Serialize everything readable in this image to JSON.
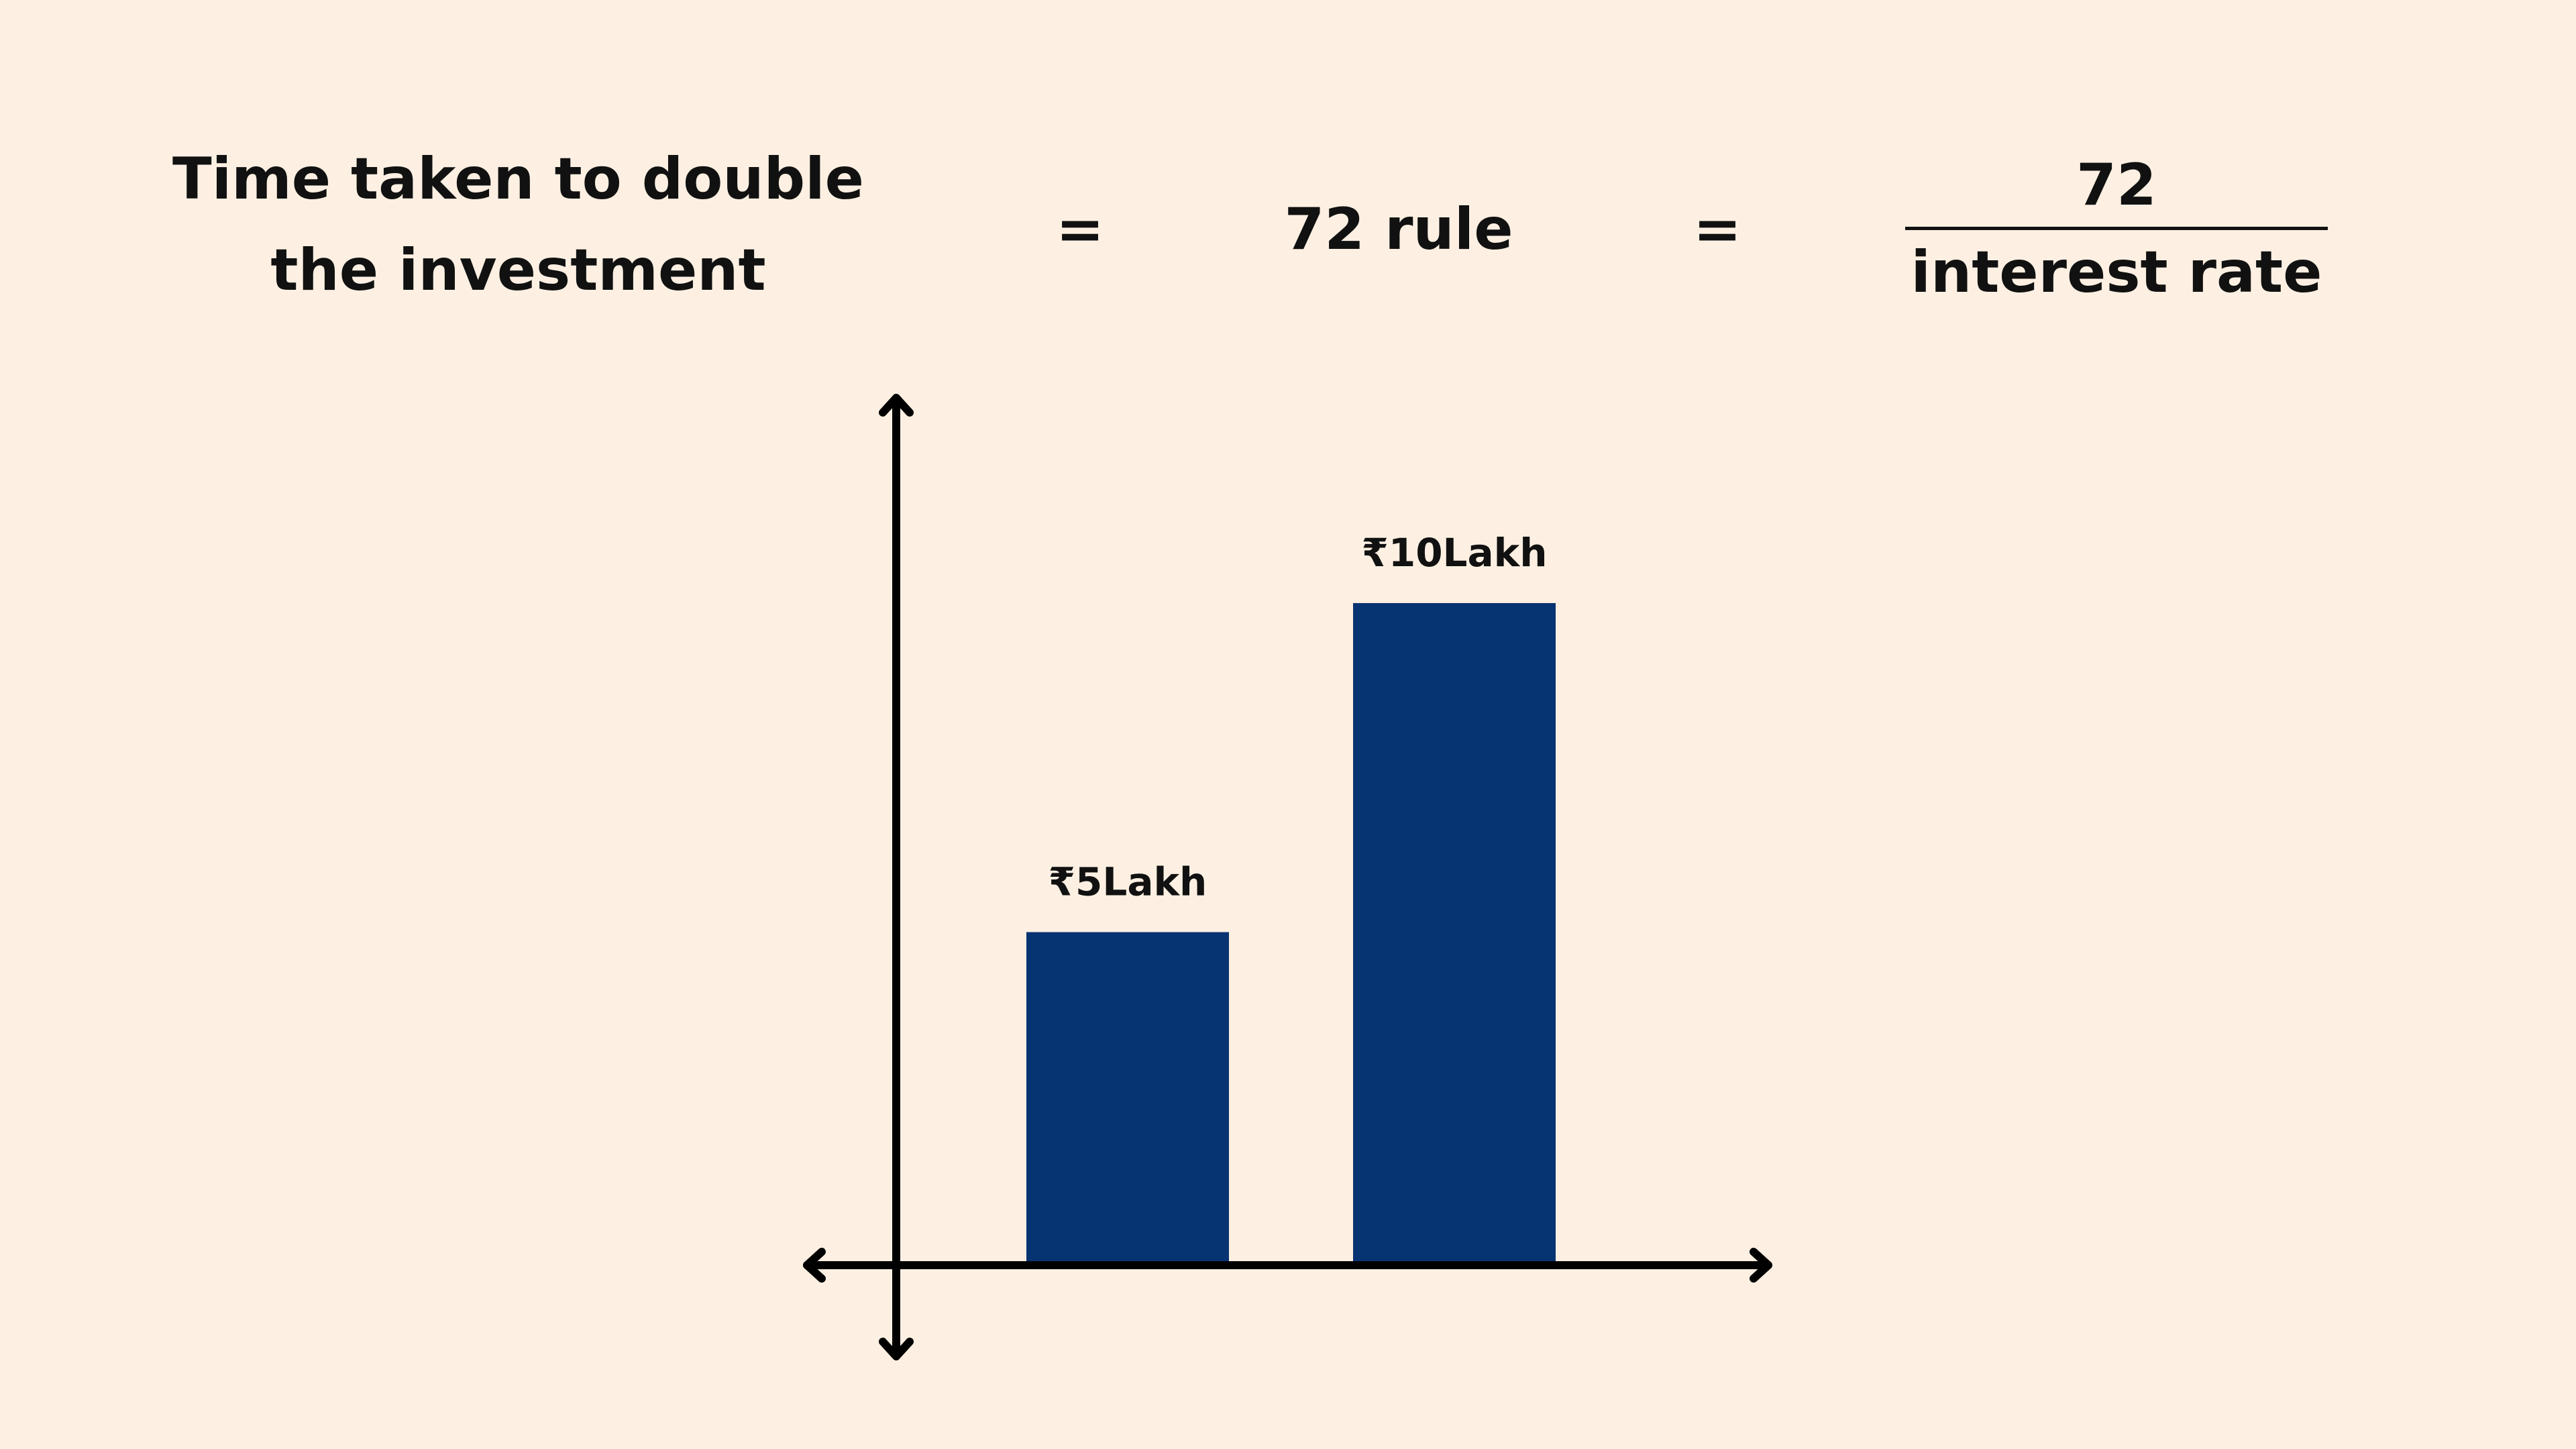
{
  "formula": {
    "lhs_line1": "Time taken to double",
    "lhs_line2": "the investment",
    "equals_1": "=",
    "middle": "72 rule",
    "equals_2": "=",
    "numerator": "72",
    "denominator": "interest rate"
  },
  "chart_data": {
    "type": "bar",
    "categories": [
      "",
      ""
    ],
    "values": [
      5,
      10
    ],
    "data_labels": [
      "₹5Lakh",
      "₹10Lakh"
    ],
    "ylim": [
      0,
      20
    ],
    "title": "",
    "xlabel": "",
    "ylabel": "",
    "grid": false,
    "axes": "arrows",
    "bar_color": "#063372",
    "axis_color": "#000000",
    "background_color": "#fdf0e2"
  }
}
--
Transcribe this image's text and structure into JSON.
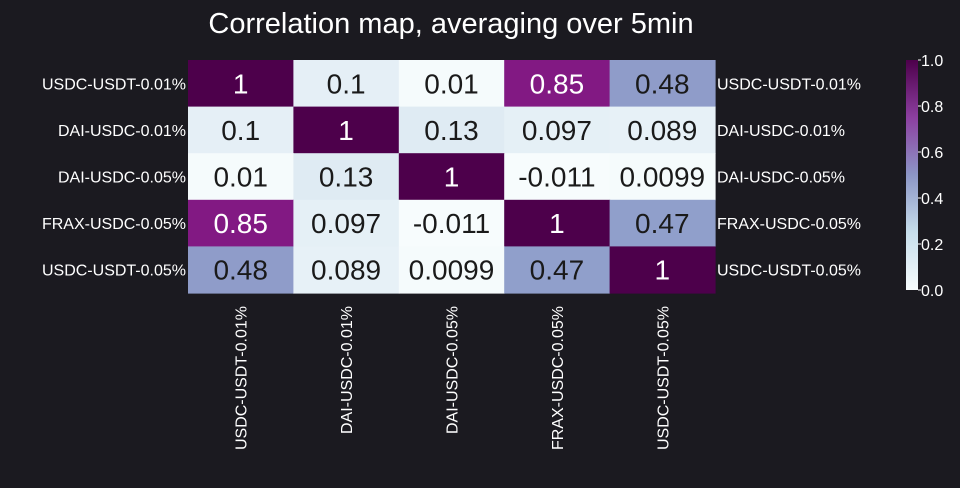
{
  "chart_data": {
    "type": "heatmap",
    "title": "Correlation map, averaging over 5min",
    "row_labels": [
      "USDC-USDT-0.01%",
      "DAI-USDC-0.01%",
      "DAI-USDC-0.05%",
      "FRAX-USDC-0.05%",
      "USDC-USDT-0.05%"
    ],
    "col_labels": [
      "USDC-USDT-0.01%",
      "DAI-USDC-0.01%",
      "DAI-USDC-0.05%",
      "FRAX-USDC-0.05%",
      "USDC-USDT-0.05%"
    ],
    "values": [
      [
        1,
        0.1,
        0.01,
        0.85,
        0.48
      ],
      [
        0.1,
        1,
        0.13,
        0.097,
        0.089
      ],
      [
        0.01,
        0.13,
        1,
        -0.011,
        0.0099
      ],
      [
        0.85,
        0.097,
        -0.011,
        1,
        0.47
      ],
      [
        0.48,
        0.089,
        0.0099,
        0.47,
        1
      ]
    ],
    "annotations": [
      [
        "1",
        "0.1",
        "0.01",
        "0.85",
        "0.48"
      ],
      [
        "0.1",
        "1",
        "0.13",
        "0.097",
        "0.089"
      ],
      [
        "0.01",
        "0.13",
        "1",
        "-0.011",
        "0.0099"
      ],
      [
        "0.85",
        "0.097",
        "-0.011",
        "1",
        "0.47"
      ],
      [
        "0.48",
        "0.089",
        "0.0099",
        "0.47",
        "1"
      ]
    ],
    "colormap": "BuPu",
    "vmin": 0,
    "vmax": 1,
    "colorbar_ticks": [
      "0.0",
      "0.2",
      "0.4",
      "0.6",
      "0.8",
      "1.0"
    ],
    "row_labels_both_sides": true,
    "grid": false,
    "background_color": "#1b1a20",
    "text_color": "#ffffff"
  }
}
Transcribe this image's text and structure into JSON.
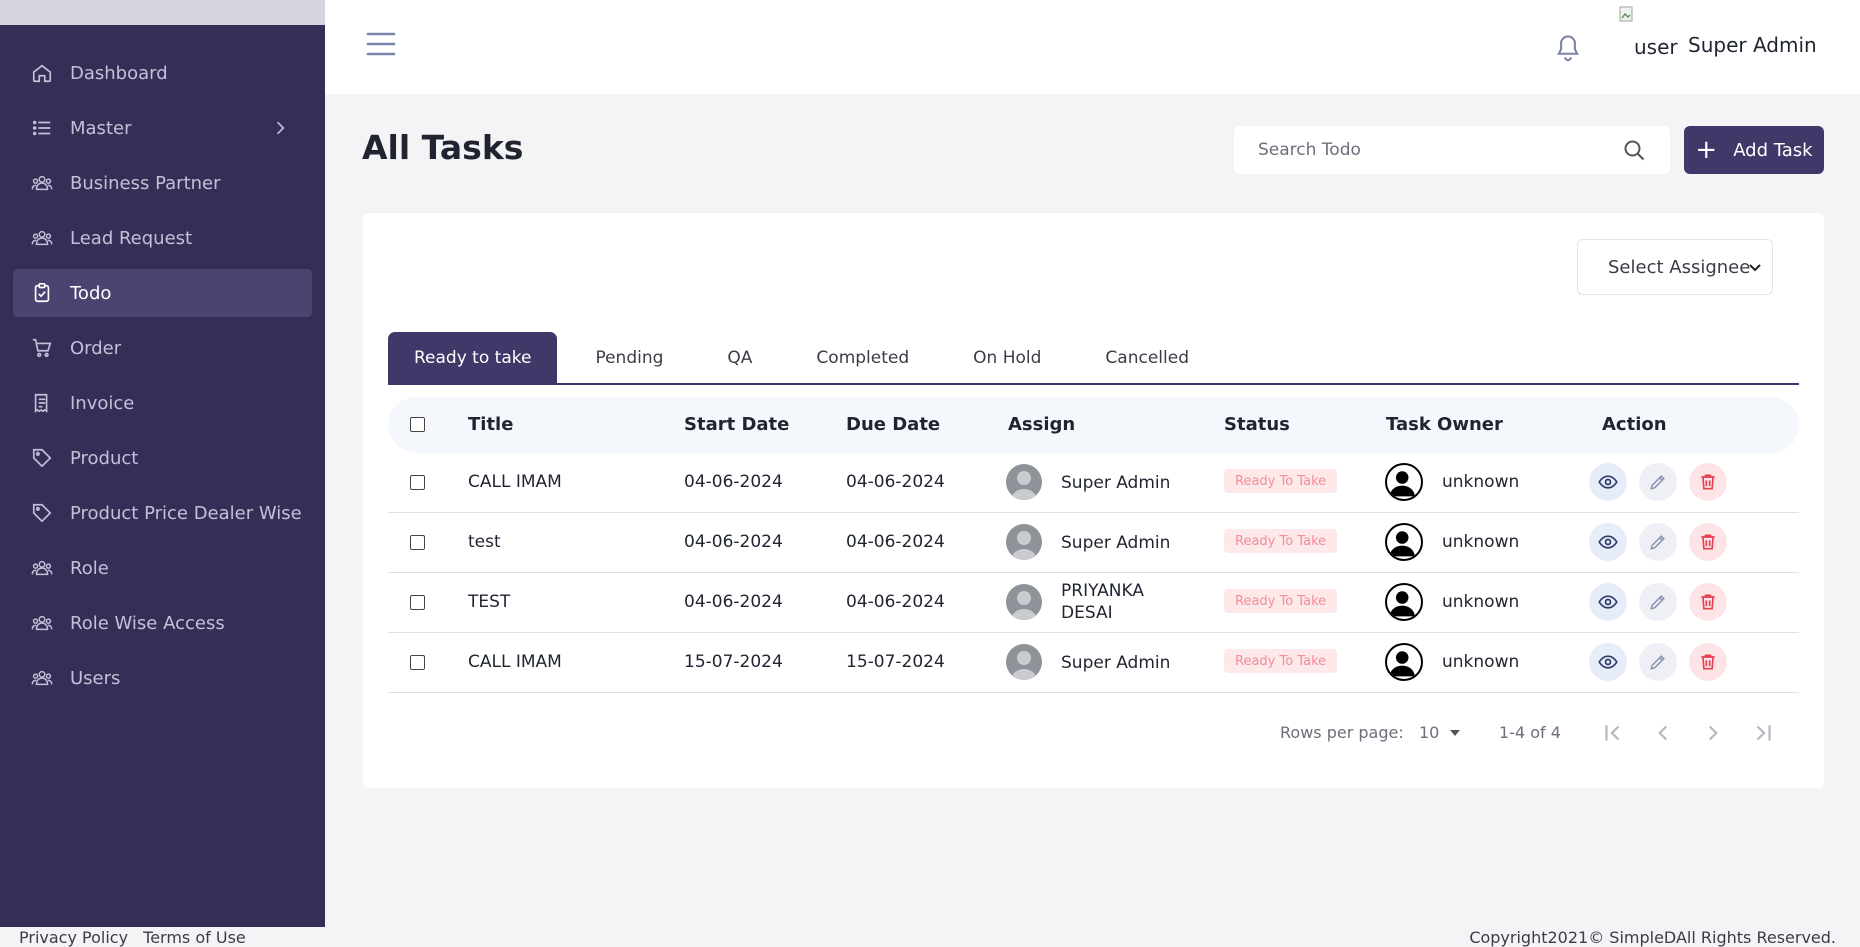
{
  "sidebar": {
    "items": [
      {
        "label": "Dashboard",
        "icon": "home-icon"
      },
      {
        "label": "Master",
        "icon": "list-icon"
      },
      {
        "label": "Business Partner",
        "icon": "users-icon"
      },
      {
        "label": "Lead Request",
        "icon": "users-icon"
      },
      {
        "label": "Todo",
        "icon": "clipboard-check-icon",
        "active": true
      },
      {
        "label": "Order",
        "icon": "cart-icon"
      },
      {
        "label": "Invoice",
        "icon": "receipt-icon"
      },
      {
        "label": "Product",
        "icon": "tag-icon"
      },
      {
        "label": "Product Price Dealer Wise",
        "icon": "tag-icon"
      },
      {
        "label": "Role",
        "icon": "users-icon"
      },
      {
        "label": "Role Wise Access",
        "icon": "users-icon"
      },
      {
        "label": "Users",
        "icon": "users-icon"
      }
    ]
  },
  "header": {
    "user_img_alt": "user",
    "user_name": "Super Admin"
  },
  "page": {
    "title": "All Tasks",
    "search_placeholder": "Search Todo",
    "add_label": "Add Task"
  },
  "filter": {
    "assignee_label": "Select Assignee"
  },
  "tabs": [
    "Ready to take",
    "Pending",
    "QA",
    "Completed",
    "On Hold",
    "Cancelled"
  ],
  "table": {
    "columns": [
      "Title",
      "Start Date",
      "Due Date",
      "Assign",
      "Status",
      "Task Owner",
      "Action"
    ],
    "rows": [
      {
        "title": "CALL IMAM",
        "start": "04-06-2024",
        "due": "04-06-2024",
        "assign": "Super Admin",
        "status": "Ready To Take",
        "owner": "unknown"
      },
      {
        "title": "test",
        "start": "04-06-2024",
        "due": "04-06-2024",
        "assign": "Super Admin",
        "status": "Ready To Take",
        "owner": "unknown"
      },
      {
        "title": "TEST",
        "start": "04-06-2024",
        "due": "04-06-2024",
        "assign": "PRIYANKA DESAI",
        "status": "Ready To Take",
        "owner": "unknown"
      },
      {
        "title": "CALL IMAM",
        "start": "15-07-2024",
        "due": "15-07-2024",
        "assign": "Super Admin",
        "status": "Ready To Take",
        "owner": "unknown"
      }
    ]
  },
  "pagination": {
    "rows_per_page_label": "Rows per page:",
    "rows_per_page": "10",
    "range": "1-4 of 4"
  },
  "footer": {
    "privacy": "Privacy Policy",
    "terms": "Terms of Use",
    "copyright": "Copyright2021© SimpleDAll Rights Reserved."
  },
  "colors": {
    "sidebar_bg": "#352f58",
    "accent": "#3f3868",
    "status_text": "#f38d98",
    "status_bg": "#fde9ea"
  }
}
--
Extract every line above containing the word "Product".

        "label": "Product",
        "label": "Product Price Dealer Wise",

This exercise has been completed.